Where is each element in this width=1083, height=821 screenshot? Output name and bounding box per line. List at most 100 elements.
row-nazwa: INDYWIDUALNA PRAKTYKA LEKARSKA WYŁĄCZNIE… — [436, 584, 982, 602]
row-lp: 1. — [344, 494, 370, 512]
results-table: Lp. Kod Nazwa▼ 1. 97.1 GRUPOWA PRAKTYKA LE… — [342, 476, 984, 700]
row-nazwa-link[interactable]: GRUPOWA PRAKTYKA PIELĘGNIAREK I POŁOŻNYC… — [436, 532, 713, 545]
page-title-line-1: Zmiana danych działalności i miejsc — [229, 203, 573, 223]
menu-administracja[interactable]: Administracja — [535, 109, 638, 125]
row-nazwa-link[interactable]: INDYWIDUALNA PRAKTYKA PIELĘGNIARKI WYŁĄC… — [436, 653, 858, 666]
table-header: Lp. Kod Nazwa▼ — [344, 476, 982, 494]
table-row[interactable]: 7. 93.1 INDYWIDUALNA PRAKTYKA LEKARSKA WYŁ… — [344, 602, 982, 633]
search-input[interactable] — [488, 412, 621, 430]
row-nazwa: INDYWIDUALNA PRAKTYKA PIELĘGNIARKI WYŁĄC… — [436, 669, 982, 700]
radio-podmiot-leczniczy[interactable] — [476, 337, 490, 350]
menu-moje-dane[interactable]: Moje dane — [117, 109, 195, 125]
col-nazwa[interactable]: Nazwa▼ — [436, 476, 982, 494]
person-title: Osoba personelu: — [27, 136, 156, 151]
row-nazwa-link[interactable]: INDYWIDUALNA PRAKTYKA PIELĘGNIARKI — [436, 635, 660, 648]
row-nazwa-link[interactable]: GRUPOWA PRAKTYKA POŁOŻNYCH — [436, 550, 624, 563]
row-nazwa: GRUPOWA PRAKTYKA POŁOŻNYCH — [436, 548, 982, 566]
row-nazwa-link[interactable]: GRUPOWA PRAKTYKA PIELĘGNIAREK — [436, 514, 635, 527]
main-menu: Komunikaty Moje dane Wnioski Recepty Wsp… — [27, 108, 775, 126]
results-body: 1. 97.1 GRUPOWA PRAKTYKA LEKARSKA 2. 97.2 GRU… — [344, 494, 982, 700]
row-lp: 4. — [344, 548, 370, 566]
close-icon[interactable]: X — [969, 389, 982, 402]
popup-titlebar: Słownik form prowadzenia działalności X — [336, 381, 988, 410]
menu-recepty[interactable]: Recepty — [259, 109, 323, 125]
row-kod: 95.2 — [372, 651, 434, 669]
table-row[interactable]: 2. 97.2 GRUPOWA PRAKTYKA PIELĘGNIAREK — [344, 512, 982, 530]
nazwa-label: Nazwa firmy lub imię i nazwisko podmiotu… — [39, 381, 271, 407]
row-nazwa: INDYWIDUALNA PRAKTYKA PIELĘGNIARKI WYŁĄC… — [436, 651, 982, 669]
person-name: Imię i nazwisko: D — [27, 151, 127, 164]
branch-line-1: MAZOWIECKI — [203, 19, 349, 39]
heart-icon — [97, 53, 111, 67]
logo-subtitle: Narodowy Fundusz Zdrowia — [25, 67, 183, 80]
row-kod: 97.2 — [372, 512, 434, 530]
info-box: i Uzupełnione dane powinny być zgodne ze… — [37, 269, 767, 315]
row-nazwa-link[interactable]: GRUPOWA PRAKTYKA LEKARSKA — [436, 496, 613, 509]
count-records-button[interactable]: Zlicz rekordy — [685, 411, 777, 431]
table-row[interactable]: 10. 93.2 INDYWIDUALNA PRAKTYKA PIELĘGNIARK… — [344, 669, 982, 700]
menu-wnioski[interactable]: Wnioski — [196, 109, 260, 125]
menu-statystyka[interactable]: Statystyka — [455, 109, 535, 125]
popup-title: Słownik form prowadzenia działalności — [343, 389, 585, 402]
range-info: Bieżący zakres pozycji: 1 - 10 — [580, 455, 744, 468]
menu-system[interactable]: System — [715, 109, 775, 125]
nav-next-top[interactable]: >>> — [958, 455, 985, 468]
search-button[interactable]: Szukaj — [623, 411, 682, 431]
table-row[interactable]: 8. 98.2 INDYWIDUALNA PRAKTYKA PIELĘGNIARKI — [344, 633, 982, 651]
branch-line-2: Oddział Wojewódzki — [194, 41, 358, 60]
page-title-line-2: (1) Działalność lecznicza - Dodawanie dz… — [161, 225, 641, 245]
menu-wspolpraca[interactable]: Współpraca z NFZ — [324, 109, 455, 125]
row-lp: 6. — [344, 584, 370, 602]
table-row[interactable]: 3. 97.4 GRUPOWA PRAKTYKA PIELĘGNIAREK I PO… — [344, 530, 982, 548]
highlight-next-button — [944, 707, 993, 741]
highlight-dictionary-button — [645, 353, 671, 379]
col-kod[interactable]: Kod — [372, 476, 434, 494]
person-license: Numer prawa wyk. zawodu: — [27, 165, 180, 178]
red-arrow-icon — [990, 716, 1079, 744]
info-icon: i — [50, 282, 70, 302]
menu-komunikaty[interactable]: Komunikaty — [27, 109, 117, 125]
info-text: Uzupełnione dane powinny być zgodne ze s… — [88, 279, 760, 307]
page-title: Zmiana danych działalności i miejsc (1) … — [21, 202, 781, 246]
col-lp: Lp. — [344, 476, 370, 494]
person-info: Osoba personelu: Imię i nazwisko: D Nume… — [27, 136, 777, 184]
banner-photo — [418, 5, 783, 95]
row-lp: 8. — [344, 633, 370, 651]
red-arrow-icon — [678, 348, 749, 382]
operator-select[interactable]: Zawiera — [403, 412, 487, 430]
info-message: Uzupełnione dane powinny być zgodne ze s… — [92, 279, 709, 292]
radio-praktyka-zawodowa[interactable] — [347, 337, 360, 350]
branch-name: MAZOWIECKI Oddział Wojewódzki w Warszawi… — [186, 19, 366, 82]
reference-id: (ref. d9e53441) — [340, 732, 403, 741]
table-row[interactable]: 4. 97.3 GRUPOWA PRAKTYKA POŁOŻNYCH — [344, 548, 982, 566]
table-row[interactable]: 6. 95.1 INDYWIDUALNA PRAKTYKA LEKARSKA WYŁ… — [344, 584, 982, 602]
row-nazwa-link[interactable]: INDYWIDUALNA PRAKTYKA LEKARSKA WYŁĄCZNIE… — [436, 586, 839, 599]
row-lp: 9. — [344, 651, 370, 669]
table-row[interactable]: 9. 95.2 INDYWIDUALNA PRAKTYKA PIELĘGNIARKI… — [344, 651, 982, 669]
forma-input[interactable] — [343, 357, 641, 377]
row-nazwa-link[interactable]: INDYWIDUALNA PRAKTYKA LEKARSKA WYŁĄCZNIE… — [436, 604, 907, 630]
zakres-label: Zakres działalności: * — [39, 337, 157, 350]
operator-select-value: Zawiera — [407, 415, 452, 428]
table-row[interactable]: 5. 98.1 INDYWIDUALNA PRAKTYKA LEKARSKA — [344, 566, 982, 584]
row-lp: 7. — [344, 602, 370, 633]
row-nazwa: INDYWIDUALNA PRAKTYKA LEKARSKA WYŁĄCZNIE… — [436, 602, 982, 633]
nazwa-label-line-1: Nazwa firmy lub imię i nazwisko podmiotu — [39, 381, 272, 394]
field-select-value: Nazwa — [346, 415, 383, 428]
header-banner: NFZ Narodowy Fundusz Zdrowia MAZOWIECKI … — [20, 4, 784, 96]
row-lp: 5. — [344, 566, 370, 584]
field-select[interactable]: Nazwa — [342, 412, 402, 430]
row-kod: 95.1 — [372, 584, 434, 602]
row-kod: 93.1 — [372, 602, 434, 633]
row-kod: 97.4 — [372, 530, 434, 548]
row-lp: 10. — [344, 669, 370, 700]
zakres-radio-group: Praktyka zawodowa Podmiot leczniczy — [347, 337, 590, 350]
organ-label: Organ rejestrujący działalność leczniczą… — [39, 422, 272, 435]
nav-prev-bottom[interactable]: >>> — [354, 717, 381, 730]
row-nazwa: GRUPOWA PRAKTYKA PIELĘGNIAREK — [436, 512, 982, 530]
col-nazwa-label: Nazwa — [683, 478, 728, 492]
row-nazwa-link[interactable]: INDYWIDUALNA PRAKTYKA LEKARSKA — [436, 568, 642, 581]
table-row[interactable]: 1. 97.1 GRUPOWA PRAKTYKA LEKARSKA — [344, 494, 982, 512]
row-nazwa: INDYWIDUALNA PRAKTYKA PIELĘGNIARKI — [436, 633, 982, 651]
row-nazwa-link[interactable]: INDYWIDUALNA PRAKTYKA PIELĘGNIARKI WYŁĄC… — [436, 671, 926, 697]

───

## Exercise brief:
Set down verbatim the lines of the listing above, starting at its first line and ending at the line that contains "[436, 669, 982, 700]", with both ends included.

## Task result:
Where is each element in this width=1083, height=821 screenshot? Output name and bounding box per line. List at most 100 elements.
row-nazwa: INDYWIDUALNA PRAKTYKA LEKARSKA WYŁĄCZNIE… — [436, 584, 982, 602]
row-lp: 1. — [344, 494, 370, 512]
results-table: Lp. Kod Nazwa▼ 1. 97.1 GRUPOWA PRAKTYKA LE… — [342, 476, 984, 700]
row-nazwa-link[interactable]: GRUPOWA PRAKTYKA PIELĘGNIAREK I POŁOŻNYC… — [436, 532, 713, 545]
page-title-line-1: Zmiana danych działalności i miejsc — [229, 203, 573, 223]
menu-administracja[interactable]: Administracja — [535, 109, 638, 125]
row-nazwa-link[interactable]: INDYWIDUALNA PRAKTYKA PIELĘGNIARKI WYŁĄC… — [436, 653, 858, 666]
table-header: Lp. Kod Nazwa▼ — [344, 476, 982, 494]
table-row[interactable]: 7. 93.1 INDYWIDUALNA PRAKTYKA LEKARSKA WYŁ… — [344, 602, 982, 633]
search-input[interactable] — [488, 412, 621, 430]
row-nazwa: INDYWIDUALNA PRAKTYKA PIELĘGNIARKI WYŁĄC… — [436, 669, 982, 700]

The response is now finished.